>> START RECORD EXTRACTS

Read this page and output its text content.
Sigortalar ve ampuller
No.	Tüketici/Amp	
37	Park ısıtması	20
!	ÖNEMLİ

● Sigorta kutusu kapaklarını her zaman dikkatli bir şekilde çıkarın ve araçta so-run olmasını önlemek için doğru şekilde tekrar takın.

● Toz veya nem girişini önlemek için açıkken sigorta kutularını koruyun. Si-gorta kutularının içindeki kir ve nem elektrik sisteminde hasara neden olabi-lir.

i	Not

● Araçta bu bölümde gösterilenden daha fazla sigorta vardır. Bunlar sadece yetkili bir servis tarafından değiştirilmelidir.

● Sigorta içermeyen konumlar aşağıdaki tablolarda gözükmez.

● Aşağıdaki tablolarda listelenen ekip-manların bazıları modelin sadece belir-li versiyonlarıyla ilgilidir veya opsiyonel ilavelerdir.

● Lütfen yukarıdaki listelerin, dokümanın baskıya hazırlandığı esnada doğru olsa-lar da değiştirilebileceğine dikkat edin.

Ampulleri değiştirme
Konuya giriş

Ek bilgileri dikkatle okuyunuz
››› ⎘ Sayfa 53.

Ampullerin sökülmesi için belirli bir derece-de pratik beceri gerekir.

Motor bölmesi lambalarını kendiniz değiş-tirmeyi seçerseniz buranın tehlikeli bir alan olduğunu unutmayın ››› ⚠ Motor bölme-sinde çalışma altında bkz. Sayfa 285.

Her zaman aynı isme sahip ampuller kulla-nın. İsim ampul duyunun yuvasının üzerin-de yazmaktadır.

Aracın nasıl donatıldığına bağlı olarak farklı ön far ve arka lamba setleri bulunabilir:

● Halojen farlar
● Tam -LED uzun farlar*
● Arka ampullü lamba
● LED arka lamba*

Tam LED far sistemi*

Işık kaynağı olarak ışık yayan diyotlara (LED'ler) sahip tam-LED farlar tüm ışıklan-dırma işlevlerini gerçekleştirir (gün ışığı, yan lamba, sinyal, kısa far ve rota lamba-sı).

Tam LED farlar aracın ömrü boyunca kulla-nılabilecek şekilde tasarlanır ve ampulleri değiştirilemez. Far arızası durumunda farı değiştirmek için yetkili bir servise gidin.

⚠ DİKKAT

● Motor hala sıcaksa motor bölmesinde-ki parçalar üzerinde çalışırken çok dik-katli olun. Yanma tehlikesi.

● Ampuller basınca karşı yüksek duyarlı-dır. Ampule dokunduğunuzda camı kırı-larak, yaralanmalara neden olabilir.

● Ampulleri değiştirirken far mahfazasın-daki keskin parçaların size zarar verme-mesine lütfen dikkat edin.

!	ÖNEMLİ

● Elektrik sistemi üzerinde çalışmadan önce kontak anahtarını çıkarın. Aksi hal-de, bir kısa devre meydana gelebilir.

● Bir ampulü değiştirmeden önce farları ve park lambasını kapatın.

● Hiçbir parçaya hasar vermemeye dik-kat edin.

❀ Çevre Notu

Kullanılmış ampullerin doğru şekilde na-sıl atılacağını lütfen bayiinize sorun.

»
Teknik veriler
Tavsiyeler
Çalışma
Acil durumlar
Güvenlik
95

>> END RECORD EXTRACTS

Write out every line of the records exactly.

- ANSWER IN FULL -
Read this page and output its text content.
Sigortalar ve ampuller
No.	Tüketici/Amp	
37	Park ısıtması	20
!	ÖNEMLİ

● Sigorta kutusu kapaklarını her zaman dikkatli bir şekilde çıkarın ve araçta so-run olmasını önlemek için doğru şekilde tekrar takın.

● Toz veya nem girişini önlemek için açıkken sigorta kutularını koruyun. Si-gorta kutularının içindeki kir ve nem elektrik sisteminde hasara neden olabi-lir.

i	Not

● Araçta bu bölümde gösterilenden daha fazla sigorta vardır. Bunlar sadece yetkili bir servis tarafından değiştirilmelidir.

● Sigorta içermeyen konumlar aşağıdaki tablolarda gözükmez.

● Aşağıdaki tablolarda listelenen ekip-manların bazıları modelin sadece belir-li versiyonlarıyla ilgilidir veya opsiyonel ilavelerdir.

● Lütfen yukarıdaki listelerin, dokümanın baskıya hazırlandığı esnada doğru olsa-lar da değiştirilebileceğine dikkat edin.

Ampulleri değiştirme
Konuya giriş

Ek bilgileri dikkatle okuyunuz
››› ⎘ Sayfa 53.

Ampullerin sökülmesi için belirli bir derece-de pratik beceri gerekir.

Motor bölmesi lambalarını kendiniz değiş-tirmeyi seçerseniz buranın tehlikeli bir alan olduğunu unutmayın ››› ⚠ Motor bölme-sinde çalışma altında bkz. Sayfa 285.

Her zaman aynı isme sahip ampuller kulla-nın. İsim ampul duyunun yuvasının üzerin-de yazmaktadır.

Aracın nasıl donatıldığına bağlı olarak farklı ön far ve arka lamba setleri bulunabilir:

● Halojen farlar
● Tam -LED uzun farlar*
● Arka ampullü lamba
● LED arka lamba*

Tam LED far sistemi*

Işık kaynağı olarak ışık yayan diyotlara (LED'ler) sahip tam-LED farlar tüm ışıklan-dırma işlevlerini gerçekleştirir (gün ışığı, yan lamba, sinyal, kısa far ve rota lamba-sı).

Tam LED farlar aracın ömrü boyunca kulla-nılabilecek şekilde tasarlanır ve ampulleri değiştirilemez. Far arızası durumunda farı değiştirmek için yetkili bir servise gidin.

⚠ DİKKAT

● Motor hala sıcaksa motor bölmesinde-ki parçalar üzerinde çalışırken çok dik-katli olun. Yanma tehlikesi.

● Ampuller basınca karşı yüksek duyarlı-dır. Ampule dokunduğunuzda camı kırı-larak, yaralanmalara neden olabilir.

● Ampulleri değiştirirken far mahfazasın-daki keskin parçaların size zarar verme-mesine lütfen dikkat edin.

!	ÖNEMLİ

● Elektrik sistemi üzerinde çalışmadan önce kontak anahtarını çıkarın. Aksi hal-de, bir kısa devre meydana gelebilir.

● Bir ampulü değiştirmeden önce farları ve park lambasını kapatın.

● Hiçbir parçaya hasar vermemeye dik-kat edin.

❀ Çevre Notu

Kullanılmış ampullerin doğru şekilde na-sıl atılacağını lütfen bayiinize sorun.

»
Teknik veriler
Tavsiyeler
Çalışma
Acil durumlar
Güvenlik
95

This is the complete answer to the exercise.